┌──

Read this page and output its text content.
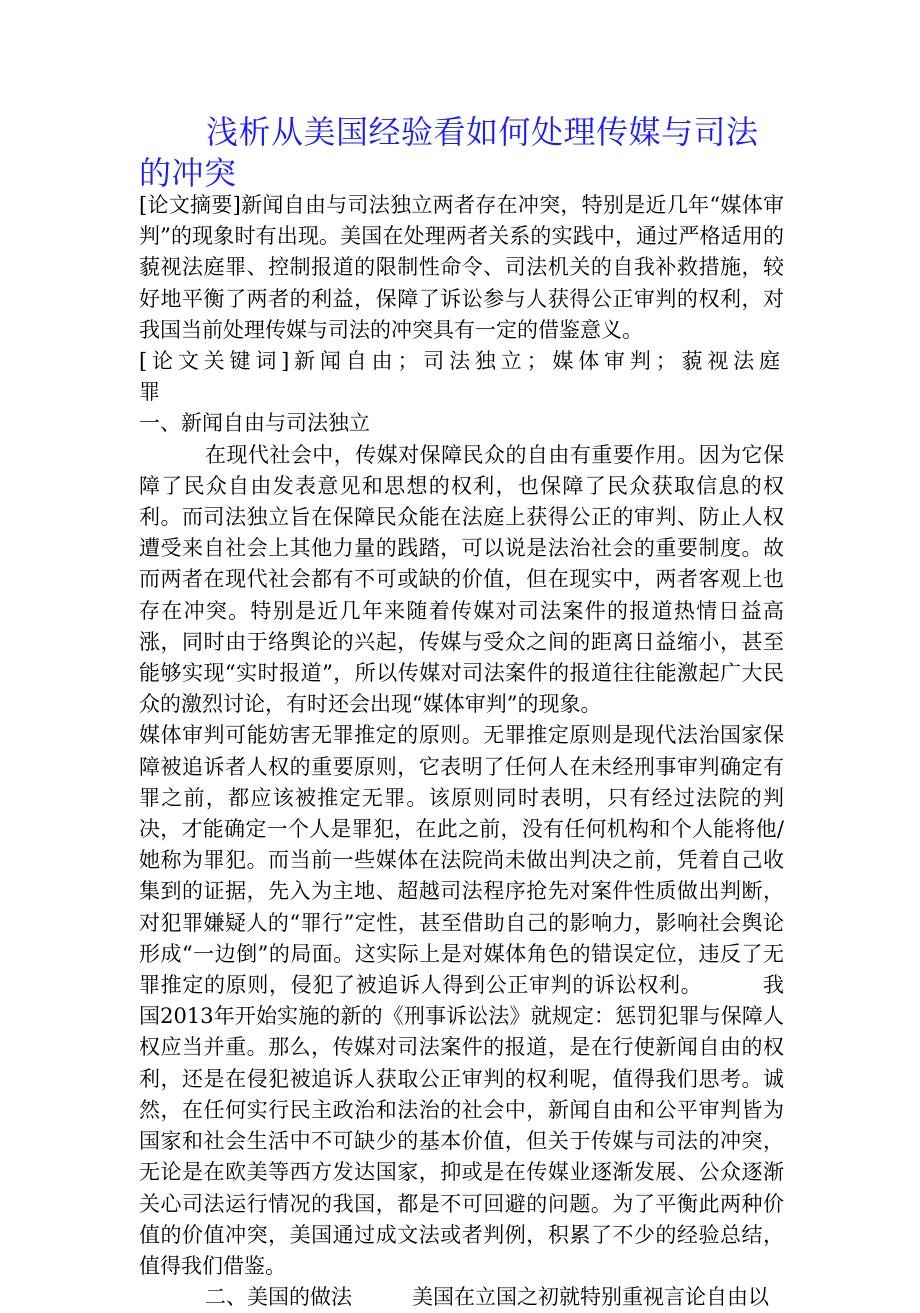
浅析从美国经验看如何处理传媒与司法的冲突

[论文摘要]新闻自由与司法独立两者存在冲突，特别是近几年“媒体审判”的现象时有出现。美国在处理两者关系的实践中，通过严格适用的藐视法庭罪、控制报道的限制性命令、司法机关的自我补救措施，较好地平衡了两者的利益，保障了诉讼参与人获得公正审判的权利，对我国当前处理传媒与司法的冲突具有一定的借鉴意义。

[论文关键词]新闻自由；司法独立；媒体审判；藐视法庭罪

一、新闻自由与司法独立

在现代社会中，传媒对保障民众的自由有重要作用。因为它保障了民众自由发表意见和思想的权利，也保障了民众获取信息的权利。而司法独立旨在保障民众能在法庭上获得公正的审判、防止人权遭受来自社会上其他力量的践踏，可以说是法治社会的重要制度。故而两者在现代社会都有不可或缺的价值，但在现实中，两者客观上也存在冲突。特别是近几年来随着传媒对司法案件的报道热情日益高涨，同时由于络舆论的兴起，传媒与受众之间的距离日益缩小，甚至能够实现“实时报道”，所以传媒对司法案件的报道往往能激起广大民众的激烈讨论，有时还会出现“媒体审判”的现象。

媒体审判可能妨害无罪推定的原则。无罪推定原则是现代法治国家保障被追诉者人权的重要原则，它表明了任何人在未经刑事审判确定有罪之前，都应该被推定无罪。该原则同时表明，只有经过法院的判决，才能确定一个人是罪犯，在此之前，没有任何机构和个人能将他/她称为罪犯。而当前一些媒体在法院尚未做出判决之前，凭着自己收集到的证据，先入为主地、超越司法程序抢先对案件性质做出判断，对犯罪嫌疑人的“罪行”定性，甚至借助自己的影响力，影响社会舆论形成“一边倒”的局面。这实际上是对媒体角色的错误定位，违反了无罪推定的原则，侵犯了被追诉人得到公正审判的诉讼权利。	我国2013年开始实施的新的《刑事诉讼法》就规定：惩罚犯罪与保障人权应当并重。那么，传媒对司法案件的报道，是在行使新闻自由的权利，还是在侵犯被追诉人获取公正审判的权利呢，值得我们思考。诚然，在任何实行民主政治和法治的社会中，新闻自由和公平审判皆为国家和社会生活中不可缺少的基本价值，但关于传媒与司法的冲突，无论是在欧美等西方发达国家，抑或是在传媒业逐渐发展、公众逐渐关心司法运行情况的我国，都是不可回避的问题。为了平衡此两种价值的价值冲突，美国通过成文法或者判例，积累了不少的经验总结，值得我们借鉴。

二、美国的做法	美国在立国之初就特别重视言论自由以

└──

Pictures excluded, quote all the data above exactly.

> Correct output
Read this page and output its text content.
浅析从美国经验看如何处理传媒与司法的冲突

[论文摘要]新闻自由与司法独立两者存在冲突，特别是近几年“媒体审判”的现象时有出现。美国在处理两者关系的实践中，通过严格适用的藐视法庭罪、控制报道的限制性命令、司法机关的自我补救措施，较好地平衡了两者的利益，保障了诉讼参与人获得公正审判的权利，对我国当前处理传媒与司法的冲突具有一定的借鉴意义。

[论文关键词]新闻自由；司法独立；媒体审判；藐视法庭罪

一、新闻自由与司法独立

在现代社会中，传媒对保障民众的自由有重要作用。因为它保障了民众自由发表意见和思想的权利，也保障了民众获取信息的权利。而司法独立旨在保障民众能在法庭上获得公正的审判、防止人权遭受来自社会上其他力量的践踏，可以说是法治社会的重要制度。故而两者在现代社会都有不可或缺的价值，但在现实中，两者客观上也存在冲突。特别是近几年来随着传媒对司法案件的报道热情日益高涨，同时由于络舆论的兴起，传媒与受众之间的距离日益缩小，甚至能够实现“实时报道”，所以传媒对司法案件的报道往往能激起广大民众的激烈讨论，有时还会出现“媒体审判”的现象。

媒体审判可能妨害无罪推定的原则。无罪推定原则是现代法治国家保障被追诉者人权的重要原则，它表明了任何人在未经刑事审判确定有罪之前，都应该被推定无罪。该原则同时表明，只有经过法院的判决，才能确定一个人是罪犯，在此之前，没有任何机构和个人能将他/她称为罪犯。而当前一些媒体在法院尚未做出判决之前，凭着自己收集到的证据，先入为主地、超越司法程序抢先对案件性质做出判断，对犯罪嫌疑人的“罪行”定性，甚至借助自己的影响力，影响社会舆论形成“一边倒”的局面。这实际上是对媒体角色的错误定位，违反了无罪推定的原则，侵犯了被追诉人得到公正审判的诉讼权利。	我国2013年开始实施的新的《刑事诉讼法》就规定：惩罚犯罪与保障人权应当并重。那么，传媒对司法案件的报道，是在行使新闻自由的权利，还是在侵犯被追诉人获取公正审判的权利呢，值得我们思考。诚然，在任何实行民主政治和法治的社会中，新闻自由和公平审判皆为国家和社会生活中不可缺少的基本价值，但关于传媒与司法的冲突，无论是在欧美等西方发达国家，抑或是在传媒业逐渐发展、公众逐渐关心司法运行情况的我国，都是不可回避的问题。为了平衡此两种价值的价值冲突，美国通过成文法或者判例，积累了不少的经验总结，值得我们借鉴。

二、美国的做法	美国在立国之初就特别重视言论自由以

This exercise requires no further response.